#### The data ####
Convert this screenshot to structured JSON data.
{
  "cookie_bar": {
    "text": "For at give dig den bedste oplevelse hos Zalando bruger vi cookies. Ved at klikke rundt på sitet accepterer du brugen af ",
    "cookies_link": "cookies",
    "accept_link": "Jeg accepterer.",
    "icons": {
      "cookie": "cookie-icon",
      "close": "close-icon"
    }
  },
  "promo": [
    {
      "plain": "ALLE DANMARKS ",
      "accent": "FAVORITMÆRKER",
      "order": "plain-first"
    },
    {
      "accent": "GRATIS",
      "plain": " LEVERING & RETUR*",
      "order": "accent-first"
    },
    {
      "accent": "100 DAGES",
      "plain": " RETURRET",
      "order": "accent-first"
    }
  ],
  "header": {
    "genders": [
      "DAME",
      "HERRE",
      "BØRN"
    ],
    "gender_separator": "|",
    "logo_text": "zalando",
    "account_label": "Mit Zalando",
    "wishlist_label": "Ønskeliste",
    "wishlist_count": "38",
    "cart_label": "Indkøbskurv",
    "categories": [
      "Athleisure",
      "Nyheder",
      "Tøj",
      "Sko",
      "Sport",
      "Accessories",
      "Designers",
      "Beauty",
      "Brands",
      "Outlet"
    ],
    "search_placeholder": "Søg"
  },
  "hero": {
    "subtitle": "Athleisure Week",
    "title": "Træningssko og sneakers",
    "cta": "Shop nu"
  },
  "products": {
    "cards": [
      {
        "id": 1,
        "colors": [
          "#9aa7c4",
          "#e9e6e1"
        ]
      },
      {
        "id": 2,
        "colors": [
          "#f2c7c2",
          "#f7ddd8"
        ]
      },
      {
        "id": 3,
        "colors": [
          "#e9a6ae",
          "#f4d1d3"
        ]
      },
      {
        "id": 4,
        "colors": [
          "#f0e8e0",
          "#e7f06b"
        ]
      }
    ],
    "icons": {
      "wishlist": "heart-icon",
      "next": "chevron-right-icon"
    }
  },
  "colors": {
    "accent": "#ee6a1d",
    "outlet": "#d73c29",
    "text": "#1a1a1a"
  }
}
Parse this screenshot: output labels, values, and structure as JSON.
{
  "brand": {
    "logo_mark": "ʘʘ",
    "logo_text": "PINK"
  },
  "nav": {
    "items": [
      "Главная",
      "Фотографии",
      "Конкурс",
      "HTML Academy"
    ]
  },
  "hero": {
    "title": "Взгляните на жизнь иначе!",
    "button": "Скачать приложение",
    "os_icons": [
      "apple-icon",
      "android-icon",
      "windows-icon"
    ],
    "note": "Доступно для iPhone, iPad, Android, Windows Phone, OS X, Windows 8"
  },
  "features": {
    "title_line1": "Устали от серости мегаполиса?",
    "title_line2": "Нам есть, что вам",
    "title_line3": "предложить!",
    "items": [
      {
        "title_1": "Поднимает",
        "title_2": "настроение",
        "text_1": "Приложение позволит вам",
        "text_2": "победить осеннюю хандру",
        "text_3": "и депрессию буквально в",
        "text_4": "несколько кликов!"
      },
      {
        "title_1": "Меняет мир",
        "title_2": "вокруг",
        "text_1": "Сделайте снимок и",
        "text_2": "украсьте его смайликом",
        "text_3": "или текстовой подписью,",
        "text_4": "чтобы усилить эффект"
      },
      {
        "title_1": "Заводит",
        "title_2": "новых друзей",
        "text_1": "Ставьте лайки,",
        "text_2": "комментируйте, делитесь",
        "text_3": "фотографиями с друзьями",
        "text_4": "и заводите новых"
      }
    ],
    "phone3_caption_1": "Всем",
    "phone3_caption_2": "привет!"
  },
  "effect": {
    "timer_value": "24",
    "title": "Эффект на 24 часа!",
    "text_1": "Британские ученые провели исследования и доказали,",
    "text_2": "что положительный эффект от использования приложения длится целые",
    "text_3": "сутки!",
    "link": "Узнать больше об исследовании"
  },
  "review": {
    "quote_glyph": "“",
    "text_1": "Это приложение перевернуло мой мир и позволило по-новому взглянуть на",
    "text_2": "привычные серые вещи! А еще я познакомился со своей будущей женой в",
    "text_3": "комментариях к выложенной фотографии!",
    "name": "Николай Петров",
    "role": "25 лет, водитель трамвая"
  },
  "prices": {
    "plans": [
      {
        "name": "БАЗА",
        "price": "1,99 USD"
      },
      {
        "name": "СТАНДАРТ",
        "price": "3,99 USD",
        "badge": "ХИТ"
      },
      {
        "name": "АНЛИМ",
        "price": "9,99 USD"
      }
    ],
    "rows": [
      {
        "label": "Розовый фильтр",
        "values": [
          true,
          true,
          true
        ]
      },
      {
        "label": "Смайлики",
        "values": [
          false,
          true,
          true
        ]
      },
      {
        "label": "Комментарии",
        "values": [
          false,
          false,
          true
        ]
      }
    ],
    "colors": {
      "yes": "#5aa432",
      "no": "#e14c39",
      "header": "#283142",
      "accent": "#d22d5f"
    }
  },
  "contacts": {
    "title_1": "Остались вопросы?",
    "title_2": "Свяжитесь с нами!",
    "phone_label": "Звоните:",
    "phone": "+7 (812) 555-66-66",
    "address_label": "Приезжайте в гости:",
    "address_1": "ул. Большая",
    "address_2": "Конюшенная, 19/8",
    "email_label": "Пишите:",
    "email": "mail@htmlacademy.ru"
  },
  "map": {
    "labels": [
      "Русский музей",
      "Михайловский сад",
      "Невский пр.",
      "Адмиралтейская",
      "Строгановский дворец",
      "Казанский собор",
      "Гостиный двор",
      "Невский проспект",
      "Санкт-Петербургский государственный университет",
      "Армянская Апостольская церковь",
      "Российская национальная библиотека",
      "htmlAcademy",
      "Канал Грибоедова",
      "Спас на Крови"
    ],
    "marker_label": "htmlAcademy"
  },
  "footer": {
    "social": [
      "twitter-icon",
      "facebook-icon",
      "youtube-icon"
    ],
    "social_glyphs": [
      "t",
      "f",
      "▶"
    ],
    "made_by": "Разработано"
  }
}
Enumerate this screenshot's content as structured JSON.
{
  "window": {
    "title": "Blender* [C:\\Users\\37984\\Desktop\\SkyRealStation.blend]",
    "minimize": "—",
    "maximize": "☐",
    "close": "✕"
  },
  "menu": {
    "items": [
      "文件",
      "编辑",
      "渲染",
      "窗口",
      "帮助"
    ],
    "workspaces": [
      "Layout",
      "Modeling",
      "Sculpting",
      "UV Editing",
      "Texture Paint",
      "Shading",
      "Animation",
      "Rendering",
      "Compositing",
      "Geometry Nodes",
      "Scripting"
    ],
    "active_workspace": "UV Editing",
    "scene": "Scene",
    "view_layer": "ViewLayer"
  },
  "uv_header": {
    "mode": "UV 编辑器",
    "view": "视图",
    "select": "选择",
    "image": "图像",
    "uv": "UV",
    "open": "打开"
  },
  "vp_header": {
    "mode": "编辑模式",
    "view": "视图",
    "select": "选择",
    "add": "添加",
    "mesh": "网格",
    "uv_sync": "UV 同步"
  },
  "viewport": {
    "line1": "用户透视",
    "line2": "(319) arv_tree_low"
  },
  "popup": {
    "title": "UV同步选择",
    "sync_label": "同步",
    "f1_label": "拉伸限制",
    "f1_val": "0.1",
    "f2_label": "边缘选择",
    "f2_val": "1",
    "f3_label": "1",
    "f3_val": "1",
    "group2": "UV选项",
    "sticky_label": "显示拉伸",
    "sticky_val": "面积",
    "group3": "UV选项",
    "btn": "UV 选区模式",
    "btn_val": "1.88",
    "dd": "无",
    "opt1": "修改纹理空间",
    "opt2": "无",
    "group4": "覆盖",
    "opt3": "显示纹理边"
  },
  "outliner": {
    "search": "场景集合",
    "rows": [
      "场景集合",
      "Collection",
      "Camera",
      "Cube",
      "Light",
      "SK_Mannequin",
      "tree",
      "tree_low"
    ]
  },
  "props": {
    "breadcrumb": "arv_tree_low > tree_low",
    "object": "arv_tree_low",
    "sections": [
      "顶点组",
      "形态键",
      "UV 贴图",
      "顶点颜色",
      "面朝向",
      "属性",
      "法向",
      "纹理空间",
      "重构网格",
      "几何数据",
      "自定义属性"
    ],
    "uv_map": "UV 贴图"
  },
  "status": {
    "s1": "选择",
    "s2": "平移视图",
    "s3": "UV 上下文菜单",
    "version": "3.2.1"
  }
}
####
■ **Work to do**:
Copy each line of the records that contains the word "Athleisure".

■ **Response to the task**:
      "Athleisure",
    "subtitle": "Athleisure Week",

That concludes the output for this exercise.